Excerto da página:
• • • • •
A decisão do ministro da Saúde de transferir 70% da estrutura do Infarmed para o Porto, a partir de janeiro de 2019, é ilegal. E, por isso, os trabalhadores podem impugnar a sua transferência para a Invicta.
De acordo com a Lei Geral do Trabalho em Funções Públicas, antes de tomar esta decisão, Adalberto Campos Fernandes teria obrigatoriamente de pedir um parecer prévio à comissão de trabalhadores – o que não aconteceu, garantiu ao i o Infarmed.
Desta forma, o ministro da Saúde violou a lei ao tomar a decisão sem ter pedido previamente qualquer parecer escrito, de acordo com alguns advogados ouvidos pelo i. O parecer dos trabalhadores “não é vinculativo” mas, se assim o entender, a comissão de trabalhadores “pode impugnar judicialmente a sua transferência para o Porto com o fundamento de ausência de parecer prévio”, disse ao i o advogado Filipe Azoia.
Tanto a presidente do Infarmed, Maria do Céu Machado, como os trabalhadores foram apanhados “completamente de surpresa” pela decisão do ministro da Saúde, que souberam horas antes do anúncio público, durante o encerramento de uma conferência.
Este é um cenário que a lei impede. Sempre que sejam feitas alterações a um organismo público, como é o caso do Infarmed, que resultem no “agravamento substancial das suas condições de trabalho” ou em “decisões suscetíveis de desencadear mudanças substanciais no plano da organização de trabalho ou dos contratos”, tem de ser feita a comunicação e um pedido obrigatório de um parecer aos trabalhadores, de acordo com o exposto no artigo 327.o da lei 35/2014.
Há 40 anos que o Infarmed está em Lisboa e, de acordo com o ministro, a transferência será feita de forma gradual entre janeiro de 2019 e os dois ou três anos seguintes. Em Lisboa, diz Campos Fernandes, ficará apenas a funcionar um “polo regional”. Ao i, o Ministério da Saúde não revela o custo desta medida, dizendo apenas que será “reduzida” tendo em consideração que “contará com a disponibilidade de instalações já existentes”. O i sabe que o edifício pensado para acolher o Infarmed é o Palácio dos CTT, na Avenida dos Aliados. Este era também um dos edifícios indicados pela candidatura do Porto para receber a Agência Europeia do Medicamento (EMA), mas cujas condições não satisfaziam os padrões estabelecidos pela EMA por questões de falta de segurança ou por deficiente rede de telecomunicações.
91% dos trabalhadores não vão para o Porto
Só ontem, um dia depois de ter anunciado a mudança do Infarmed para a Invicta, a comissão de trabalhadores foi recebida pela tutela.
• • • • •
Material fornecido:
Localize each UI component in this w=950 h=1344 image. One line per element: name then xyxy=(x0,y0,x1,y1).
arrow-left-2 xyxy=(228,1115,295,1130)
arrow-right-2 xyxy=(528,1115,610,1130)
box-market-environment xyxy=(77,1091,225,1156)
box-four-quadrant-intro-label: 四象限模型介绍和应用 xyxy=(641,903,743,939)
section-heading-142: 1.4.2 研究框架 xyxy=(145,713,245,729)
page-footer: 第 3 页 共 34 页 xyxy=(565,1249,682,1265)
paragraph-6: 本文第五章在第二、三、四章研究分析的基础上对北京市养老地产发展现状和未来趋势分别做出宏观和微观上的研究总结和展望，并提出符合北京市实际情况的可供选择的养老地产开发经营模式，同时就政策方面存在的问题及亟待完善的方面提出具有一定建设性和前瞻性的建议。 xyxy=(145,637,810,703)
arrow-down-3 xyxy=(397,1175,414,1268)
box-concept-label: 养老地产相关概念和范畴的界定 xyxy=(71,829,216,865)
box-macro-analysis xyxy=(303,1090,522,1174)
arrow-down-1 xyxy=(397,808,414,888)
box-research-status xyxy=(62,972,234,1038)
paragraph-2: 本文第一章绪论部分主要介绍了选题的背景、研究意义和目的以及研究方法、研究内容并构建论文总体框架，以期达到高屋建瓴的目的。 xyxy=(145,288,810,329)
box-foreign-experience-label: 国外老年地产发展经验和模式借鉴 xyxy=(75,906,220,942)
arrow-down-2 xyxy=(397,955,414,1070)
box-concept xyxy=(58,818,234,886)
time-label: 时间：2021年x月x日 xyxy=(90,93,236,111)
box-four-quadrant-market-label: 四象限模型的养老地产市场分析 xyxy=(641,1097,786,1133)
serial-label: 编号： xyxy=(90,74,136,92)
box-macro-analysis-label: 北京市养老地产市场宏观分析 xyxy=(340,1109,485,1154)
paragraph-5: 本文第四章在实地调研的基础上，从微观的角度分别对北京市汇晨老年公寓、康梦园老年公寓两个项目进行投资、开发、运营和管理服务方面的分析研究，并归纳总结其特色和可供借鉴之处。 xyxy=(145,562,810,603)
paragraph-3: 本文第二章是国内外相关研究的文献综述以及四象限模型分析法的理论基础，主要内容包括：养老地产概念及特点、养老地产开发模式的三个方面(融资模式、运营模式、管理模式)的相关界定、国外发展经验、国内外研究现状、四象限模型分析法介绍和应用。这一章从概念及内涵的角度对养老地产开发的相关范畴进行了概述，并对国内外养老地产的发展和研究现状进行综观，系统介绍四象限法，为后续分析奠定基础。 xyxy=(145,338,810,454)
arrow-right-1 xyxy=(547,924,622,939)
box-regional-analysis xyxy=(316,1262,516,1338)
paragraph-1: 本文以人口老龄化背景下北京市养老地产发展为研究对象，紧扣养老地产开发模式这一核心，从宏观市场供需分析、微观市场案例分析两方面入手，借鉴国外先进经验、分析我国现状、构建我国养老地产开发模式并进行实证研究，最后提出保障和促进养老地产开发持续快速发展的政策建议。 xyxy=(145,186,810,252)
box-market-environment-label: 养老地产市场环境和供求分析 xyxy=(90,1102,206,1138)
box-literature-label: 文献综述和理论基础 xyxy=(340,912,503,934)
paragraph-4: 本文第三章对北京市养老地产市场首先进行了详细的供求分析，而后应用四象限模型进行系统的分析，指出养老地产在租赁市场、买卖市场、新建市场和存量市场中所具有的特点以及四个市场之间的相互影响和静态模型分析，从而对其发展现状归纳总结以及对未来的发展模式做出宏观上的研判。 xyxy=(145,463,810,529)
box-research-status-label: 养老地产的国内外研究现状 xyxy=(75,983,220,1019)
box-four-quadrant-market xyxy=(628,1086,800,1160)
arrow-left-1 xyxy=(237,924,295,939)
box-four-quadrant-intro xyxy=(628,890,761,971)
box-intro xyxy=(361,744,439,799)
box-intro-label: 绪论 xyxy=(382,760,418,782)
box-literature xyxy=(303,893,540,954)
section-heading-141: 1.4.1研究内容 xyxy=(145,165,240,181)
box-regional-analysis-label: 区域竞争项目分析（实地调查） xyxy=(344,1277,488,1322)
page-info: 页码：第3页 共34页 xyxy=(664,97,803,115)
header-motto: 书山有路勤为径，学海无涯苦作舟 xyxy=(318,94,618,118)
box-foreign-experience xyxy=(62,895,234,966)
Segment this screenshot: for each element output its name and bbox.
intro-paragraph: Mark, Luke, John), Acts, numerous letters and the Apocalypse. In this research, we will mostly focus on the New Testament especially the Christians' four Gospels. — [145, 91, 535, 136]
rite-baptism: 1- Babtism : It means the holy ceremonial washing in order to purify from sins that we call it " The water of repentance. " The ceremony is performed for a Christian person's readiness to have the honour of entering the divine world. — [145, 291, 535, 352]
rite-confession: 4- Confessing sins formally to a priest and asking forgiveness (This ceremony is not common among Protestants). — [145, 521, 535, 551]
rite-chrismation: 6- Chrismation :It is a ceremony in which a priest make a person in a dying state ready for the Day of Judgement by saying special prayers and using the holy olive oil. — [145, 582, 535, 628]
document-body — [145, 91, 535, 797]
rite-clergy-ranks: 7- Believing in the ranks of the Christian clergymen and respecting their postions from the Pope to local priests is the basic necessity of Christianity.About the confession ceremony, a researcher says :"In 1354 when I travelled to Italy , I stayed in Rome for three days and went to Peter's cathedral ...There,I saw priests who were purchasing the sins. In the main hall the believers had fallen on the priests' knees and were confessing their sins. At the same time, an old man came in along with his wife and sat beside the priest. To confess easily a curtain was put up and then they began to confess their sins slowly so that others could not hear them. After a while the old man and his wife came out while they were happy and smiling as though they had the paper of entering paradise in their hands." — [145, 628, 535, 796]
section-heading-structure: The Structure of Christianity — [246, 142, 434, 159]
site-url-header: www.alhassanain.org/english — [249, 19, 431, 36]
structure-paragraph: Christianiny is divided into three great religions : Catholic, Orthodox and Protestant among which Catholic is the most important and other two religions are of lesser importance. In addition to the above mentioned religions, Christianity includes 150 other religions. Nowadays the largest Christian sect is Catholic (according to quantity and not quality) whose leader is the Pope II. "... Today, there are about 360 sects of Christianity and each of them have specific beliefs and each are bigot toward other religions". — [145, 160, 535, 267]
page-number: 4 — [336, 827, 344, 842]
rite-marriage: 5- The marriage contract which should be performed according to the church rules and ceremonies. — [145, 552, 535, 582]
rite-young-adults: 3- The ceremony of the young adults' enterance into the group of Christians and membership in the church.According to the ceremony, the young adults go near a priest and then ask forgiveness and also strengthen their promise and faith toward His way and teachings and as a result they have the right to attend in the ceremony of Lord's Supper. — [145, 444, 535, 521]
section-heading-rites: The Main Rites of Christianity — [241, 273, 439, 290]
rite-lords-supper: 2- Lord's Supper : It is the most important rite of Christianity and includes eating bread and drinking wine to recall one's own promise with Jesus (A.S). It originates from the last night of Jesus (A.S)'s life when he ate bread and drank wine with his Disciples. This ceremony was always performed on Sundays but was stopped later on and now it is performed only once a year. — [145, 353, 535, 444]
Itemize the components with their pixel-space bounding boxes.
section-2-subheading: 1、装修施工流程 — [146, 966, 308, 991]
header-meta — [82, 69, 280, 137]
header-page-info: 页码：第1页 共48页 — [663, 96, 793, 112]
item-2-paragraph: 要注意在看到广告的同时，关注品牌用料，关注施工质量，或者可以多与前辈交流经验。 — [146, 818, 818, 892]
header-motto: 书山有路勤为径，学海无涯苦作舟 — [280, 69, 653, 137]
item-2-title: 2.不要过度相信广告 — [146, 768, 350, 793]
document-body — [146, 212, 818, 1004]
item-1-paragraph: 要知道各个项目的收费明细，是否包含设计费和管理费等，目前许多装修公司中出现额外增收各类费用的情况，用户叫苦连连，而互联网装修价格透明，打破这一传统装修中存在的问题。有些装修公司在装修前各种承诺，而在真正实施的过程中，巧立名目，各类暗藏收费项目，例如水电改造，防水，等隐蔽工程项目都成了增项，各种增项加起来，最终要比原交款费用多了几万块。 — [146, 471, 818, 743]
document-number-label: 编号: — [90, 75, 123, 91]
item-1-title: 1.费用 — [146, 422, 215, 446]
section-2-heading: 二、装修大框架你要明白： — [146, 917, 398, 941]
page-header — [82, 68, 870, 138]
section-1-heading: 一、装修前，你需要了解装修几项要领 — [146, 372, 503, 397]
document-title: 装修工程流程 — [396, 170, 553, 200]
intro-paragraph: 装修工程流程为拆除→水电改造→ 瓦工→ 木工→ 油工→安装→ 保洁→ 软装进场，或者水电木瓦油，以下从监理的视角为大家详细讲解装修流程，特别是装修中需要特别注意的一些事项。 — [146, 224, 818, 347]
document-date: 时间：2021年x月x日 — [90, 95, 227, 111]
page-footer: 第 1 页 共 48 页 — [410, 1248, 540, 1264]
• • • • •
Tarefa:
Reescreva o trecho da notícia sobre o Infarmed entre "Desta forma, o" e "de uma conferência.", inclusive, trocando "comissão de trabalhadores" por "comissão de funcionários".

Resposta:
Desta forma, o ministro da Saúde violou a lei ao tomar a decisão sem ter pedido previamente qualquer parecer escrito, de acordo com alguns advogados ouvidos pelo i. O parecer dos trabalhadores “não é vinculativo” mas, se assim o entender, a comissão de funcionários “pode impugnar judicialmente a sua transferência para o Porto com o fundamento de ausência de parecer prévio”, disse ao i o advogado Filipe Azoia.
Tanto a presidente do Infarmed, Maria do Céu Machado, como os trabalhadores foram apanhados “completamente de surpresa” pela decisão do ministro da Saúde, que souberam horas antes do anúncio público, durante o encerramento de uma conferência.